-- Supplied records start --

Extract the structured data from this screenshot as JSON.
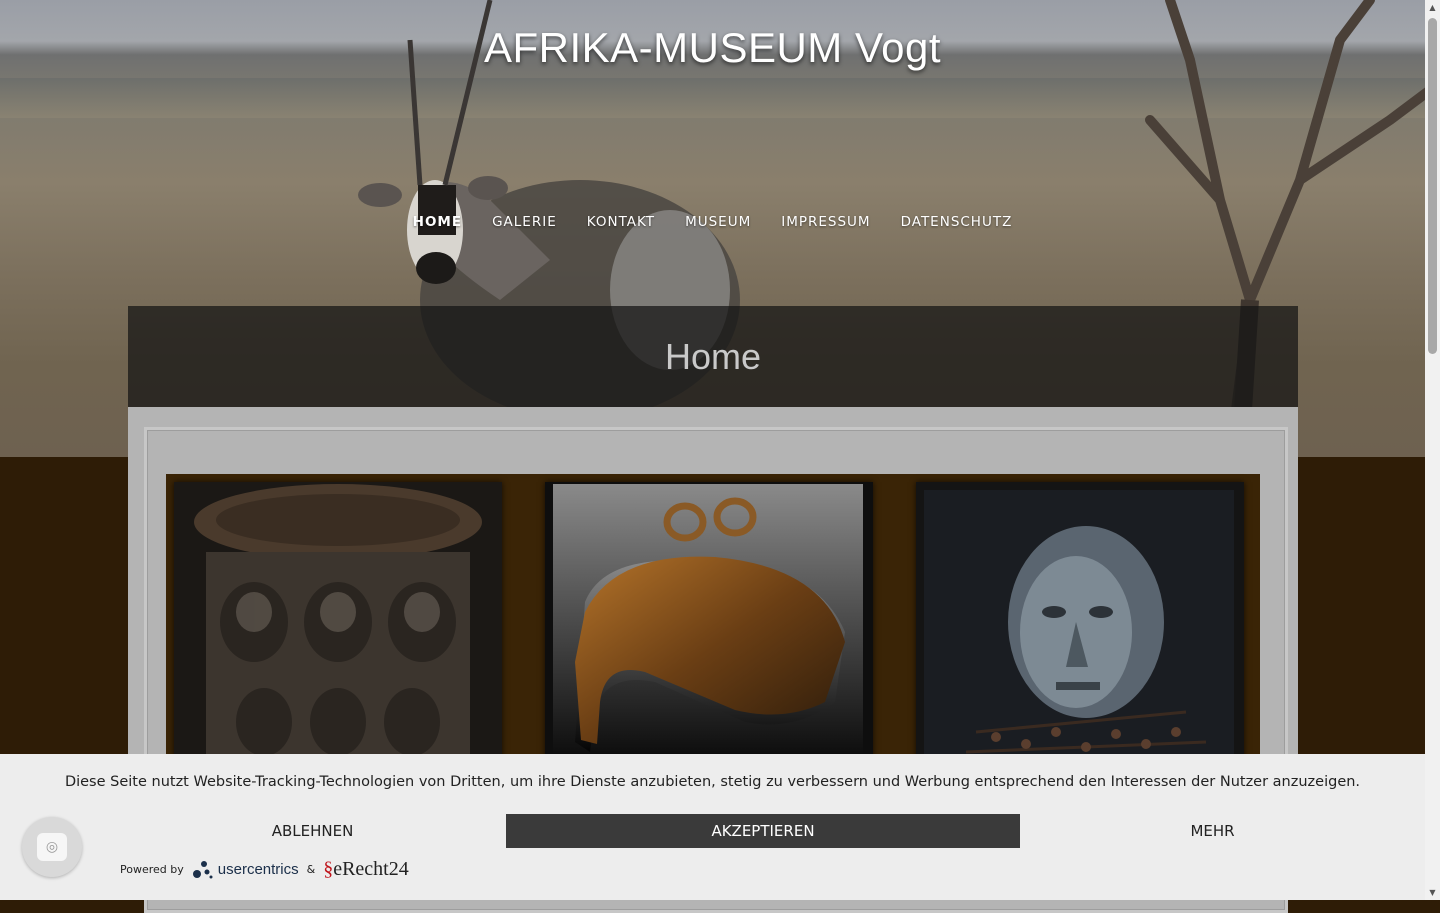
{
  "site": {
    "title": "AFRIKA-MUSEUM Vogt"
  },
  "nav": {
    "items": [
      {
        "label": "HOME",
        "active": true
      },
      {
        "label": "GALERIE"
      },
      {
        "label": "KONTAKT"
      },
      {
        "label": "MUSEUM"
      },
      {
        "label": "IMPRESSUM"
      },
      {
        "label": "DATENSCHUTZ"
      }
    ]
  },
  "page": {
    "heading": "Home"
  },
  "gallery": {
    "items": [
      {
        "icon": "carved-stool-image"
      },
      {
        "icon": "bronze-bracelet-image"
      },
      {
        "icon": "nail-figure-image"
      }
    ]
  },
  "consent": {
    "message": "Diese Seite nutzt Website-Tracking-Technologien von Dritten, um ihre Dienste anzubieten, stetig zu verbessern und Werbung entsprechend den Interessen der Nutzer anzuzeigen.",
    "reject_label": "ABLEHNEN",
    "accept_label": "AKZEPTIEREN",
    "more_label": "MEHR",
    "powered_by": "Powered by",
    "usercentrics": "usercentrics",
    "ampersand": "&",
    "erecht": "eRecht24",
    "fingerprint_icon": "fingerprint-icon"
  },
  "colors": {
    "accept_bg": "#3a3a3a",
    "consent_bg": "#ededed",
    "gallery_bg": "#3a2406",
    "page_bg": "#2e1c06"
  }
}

-- Supplied records end --
-- Supplied records start --

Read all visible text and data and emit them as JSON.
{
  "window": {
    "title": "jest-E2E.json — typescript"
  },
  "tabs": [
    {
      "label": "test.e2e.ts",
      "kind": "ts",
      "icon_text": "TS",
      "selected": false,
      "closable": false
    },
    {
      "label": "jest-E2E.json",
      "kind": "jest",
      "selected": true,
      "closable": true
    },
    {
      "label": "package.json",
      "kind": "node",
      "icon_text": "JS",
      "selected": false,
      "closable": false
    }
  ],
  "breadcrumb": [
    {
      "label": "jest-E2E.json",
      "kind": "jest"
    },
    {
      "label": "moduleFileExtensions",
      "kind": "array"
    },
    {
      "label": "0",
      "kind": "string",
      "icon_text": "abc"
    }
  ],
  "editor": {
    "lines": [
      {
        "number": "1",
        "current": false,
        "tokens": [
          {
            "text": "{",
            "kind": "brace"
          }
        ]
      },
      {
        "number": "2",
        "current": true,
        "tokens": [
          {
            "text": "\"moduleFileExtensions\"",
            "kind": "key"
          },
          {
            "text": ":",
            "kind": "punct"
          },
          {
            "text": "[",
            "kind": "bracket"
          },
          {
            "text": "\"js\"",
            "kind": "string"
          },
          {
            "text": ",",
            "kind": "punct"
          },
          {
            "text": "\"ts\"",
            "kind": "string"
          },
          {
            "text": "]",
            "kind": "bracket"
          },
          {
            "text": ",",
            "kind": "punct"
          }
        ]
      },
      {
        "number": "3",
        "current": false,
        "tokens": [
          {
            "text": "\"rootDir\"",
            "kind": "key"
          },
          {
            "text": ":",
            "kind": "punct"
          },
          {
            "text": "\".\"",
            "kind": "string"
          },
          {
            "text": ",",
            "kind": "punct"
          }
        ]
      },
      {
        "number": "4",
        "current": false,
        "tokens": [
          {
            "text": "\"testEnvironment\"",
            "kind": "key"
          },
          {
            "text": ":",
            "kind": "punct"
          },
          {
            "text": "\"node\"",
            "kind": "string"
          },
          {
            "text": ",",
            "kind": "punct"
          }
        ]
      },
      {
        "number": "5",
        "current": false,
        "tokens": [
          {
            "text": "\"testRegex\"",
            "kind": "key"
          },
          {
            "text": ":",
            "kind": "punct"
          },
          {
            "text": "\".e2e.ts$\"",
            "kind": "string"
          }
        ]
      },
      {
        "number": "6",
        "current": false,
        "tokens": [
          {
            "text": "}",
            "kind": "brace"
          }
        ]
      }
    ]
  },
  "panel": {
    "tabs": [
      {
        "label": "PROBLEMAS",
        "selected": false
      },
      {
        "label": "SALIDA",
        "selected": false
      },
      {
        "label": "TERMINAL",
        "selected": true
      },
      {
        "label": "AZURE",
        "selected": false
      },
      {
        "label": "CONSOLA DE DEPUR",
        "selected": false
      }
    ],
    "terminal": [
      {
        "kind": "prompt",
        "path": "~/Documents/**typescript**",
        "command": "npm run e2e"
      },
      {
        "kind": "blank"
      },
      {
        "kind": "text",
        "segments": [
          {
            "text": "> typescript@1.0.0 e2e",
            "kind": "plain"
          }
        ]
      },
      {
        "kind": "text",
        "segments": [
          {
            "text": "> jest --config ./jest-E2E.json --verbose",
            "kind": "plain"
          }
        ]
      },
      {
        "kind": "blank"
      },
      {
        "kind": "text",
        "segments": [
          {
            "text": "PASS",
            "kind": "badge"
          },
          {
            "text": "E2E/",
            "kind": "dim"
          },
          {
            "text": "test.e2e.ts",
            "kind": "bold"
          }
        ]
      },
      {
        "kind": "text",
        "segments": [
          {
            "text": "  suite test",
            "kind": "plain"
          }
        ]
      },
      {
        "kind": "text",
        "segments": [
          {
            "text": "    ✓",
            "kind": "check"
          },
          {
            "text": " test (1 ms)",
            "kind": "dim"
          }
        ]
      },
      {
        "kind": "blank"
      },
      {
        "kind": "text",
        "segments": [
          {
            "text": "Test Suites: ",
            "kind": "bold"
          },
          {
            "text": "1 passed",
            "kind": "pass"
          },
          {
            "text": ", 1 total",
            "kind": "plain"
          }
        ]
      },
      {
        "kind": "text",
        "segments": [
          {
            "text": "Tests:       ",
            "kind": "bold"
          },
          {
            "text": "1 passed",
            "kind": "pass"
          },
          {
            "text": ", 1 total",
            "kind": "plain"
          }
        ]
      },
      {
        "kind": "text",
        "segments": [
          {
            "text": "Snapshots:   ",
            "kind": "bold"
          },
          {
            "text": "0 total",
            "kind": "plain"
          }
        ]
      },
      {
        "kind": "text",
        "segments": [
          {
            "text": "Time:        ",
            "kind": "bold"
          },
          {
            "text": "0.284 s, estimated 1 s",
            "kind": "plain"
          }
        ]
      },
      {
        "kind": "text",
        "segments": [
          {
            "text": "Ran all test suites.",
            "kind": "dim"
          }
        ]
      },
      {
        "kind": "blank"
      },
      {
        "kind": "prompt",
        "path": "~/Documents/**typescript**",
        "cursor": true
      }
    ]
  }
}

-- Supplied records end --

* Given request
Search the entries for the word "MUSEUM", then list each line that holds it.

* Output
    "title": "AFRIKA-MUSEUM Vogt"
        "label": "MUSEUM"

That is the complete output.